What is needed ▸ Will you write out the data exactly, excluding every picture?

[Extracted data entries]
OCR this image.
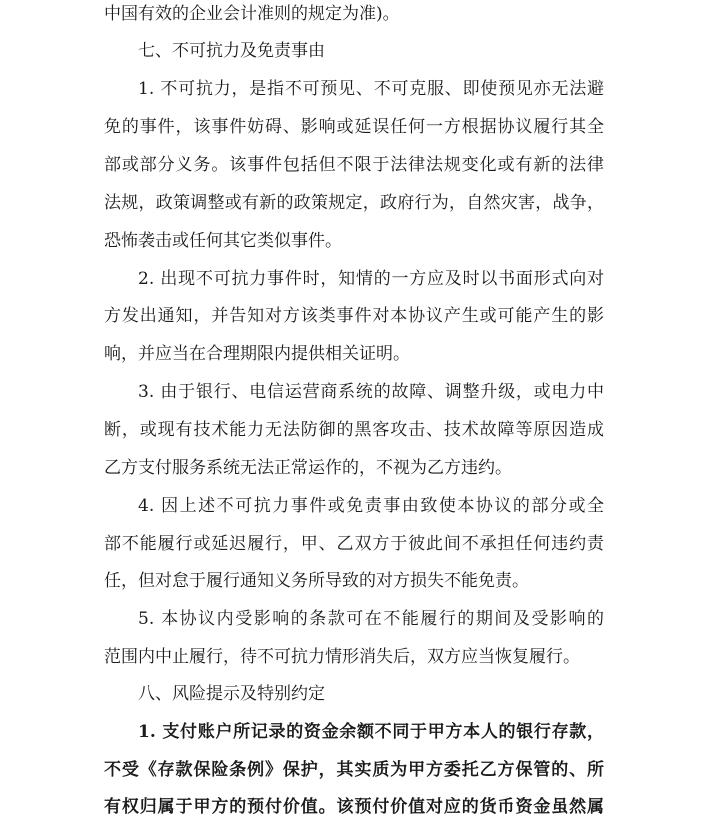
中国有效的企业会计准则的规定为准)。
七、不可抗力及免责事由
1. 不可抗力，是指不可预见、不可克服、即使预见亦无法避
免的事件，该事件妨碍、影响或延误任何一方根据协议履行其全
部或部分义务。该事件包括但不限于法律法规变化或有新的法律
法规，政策调整或有新的政策规定，政府行为，自然灾害，战争，
恐怖袭击或任何其它类似事件。
2. 出现不可抗力事件时，知情的一方应及时以书面形式向对
方发出通知，并告知对方该类事件对本协议产生或可能产生的影
响，并应当在合理期限内提供相关证明。
3. 由于银行、电信运营商系统的故障、调整升级，或电力中
断，或现有技术能力无法防御的黑客攻击、技术故障等原因造成
乙方支付服务系统无法正常运作的，不视为乙方违约。
4. 因上述不可抗力事件或免责事由致使本协议的部分或全
部不能履行或延迟履行，甲、乙双方于彼此间不承担任何违约责
任，但对怠于履行通知义务所导致的对方损失不能免责。
5. 本协议内受影响的条款可在不能履行的期间及受影响的
范围内中止履行，待不可抗力情形消失后，双方应当恢复履行。
八、风险提示及特别约定
1. 支付账户所记录的资金余额不同于甲方本人的银行存款，
不受《存款保险条例》保护，其实质为甲方委托乙方保管的、所
有权归属于甲方的预付价值。该预付价值对应的货币资金虽然属
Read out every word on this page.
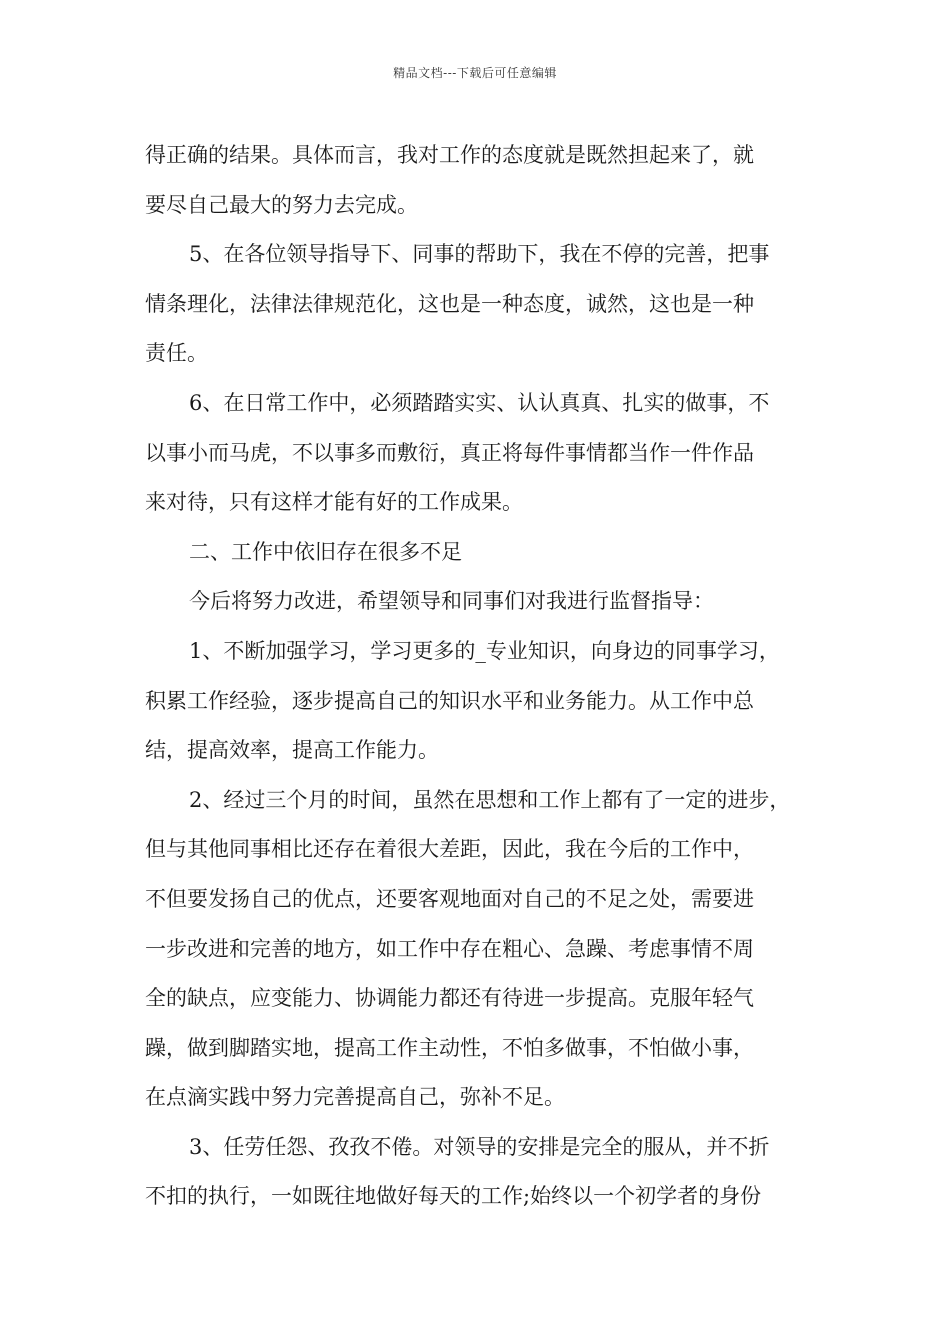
精品文档---下载后可任意编辑
得正确的结果。具体而言，我对工作的态度就是既然担起来了，就
要尽自己最大的努力去完成。
5、在各位领导指导下、同事的帮助下，我在不停的完善，把事
情条理化，法律法律规范化，这也是一种态度，诚然，这也是一种
责任。
6、在日常工作中，必须踏踏实实、认认真真、扎实的做事，不
以事小而马虎，不以事多而敷衍，真正将每件事情都当作一件作品
来对待，只有这样才能有好的工作成果。
二、工作中依旧存在很多不足
今后将努力改进，希望领导和同事们对我进行监督指导：
1、不断加强学习，学习更多的_专业知识，向身边的同事学习，
积累工作经验，逐步提高自己的知识水平和业务能力。从工作中总
结，提高效率，提高工作能力。
2、经过三个月的时间，虽然在思想和工作上都有了一定的进步，
但与其他同事相比还存在着很大差距，因此，我在今后的工作中，
不但要发扬自己的优点，还要客观地面对自己的不足之处，需要进
一步改进和完善的地方，如工作中存在粗心、急躁、考虑事情不周
全的缺点，应变能力、协调能力都还有待进一步提高。克服年轻气
躁，做到脚踏实地，提高工作主动性，不怕多做事，不怕做小事，
在点滴实践中努力完善提高自己，弥补不足。
3、任劳任怨、孜孜不倦。对领导的安排是完全的服从，并不折
不扣的执行，一如既往地做好每天的工作;始终以一个初学者的身份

Output for this exercise ▸
OCR this image.
中国有效的企业会计准则的规定为准)。
七、不可抗力及免责事由
1. 不可抗力，是指不可预见、不可克服、即使预见亦无法避
免的事件，该事件妨碍、影响或延误任何一方根据协议履行其全
部或部分义务。该事件包括但不限于法律法规变化或有新的法律
法规，政策调整或有新的政策规定，政府行为，自然灾害，战争，
恐怖袭击或任何其它类似事件。
2. 出现不可抗力事件时，知情的一方应及时以书面形式向对
方发出通知，并告知对方该类事件对本协议产生或可能产生的影
响，并应当在合理期限内提供相关证明。
3. 由于银行、电信运营商系统的故障、调整升级，或电力中
断，或现有技术能力无法防御的黑客攻击、技术故障等原因造成
乙方支付服务系统无法正常运作的，不视为乙方违约。
4. 因上述不可抗力事件或免责事由致使本协议的部分或全
部不能履行或延迟履行，甲、乙双方于彼此间不承担任何违约责
任，但对怠于履行通知义务所导致的对方损失不能免责。
5. 本协议内受影响的条款可在不能履行的期间及受影响的
范围内中止履行，待不可抗力情形消失后，双方应当恢复履行。
八、风险提示及特别约定
1. 支付账户所记录的资金余额不同于甲方本人的银行存款，
不受《存款保险条例》保护，其实质为甲方委托乙方保管的、所
有权归属于甲方的预付价值。该预付价值对应的货币资金虽然属
Read out every word on this page.
精品文档---下载后可任意编辑
得正确的结果。具体而言，我对工作的态度就是既然担起来了，就
要尽自己最大的努力去完成。
5、在各位领导指导下、同事的帮助下，我在不停的完善，把事
情条理化，法律法律规范化，这也是一种态度，诚然，这也是一种
责任。
6、在日常工作中，必须踏踏实实、认认真真、扎实的做事，不
以事小而马虎，不以事多而敷衍，真正将每件事情都当作一件作品
来对待，只有这样才能有好的工作成果。
二、工作中依旧存在很多不足
今后将努力改进，希望领导和同事们对我进行监督指导：
1、不断加强学习，学习更多的_专业知识，向身边的同事学习，
积累工作经验，逐步提高自己的知识水平和业务能力。从工作中总
结，提高效率，提高工作能力。
2、经过三个月的时间，虽然在思想和工作上都有了一定的进步，
但与其他同事相比还存在着很大差距，因此，我在今后的工作中，
不但要发扬自己的优点，还要客观地面对自己的不足之处，需要进
一步改进和完善的地方，如工作中存在粗心、急躁、考虑事情不周
全的缺点，应变能力、协调能力都还有待进一步提高。克服年轻气
躁，做到脚踏实地，提高工作主动性，不怕多做事，不怕做小事，
在点滴实践中努力完善提高自己，弥补不足。
3、任劳任怨、孜孜不倦。对领导的安排是完全的服从，并不折
不扣的执行，一如既往地做好每天的工作;始终以一个初学者的身份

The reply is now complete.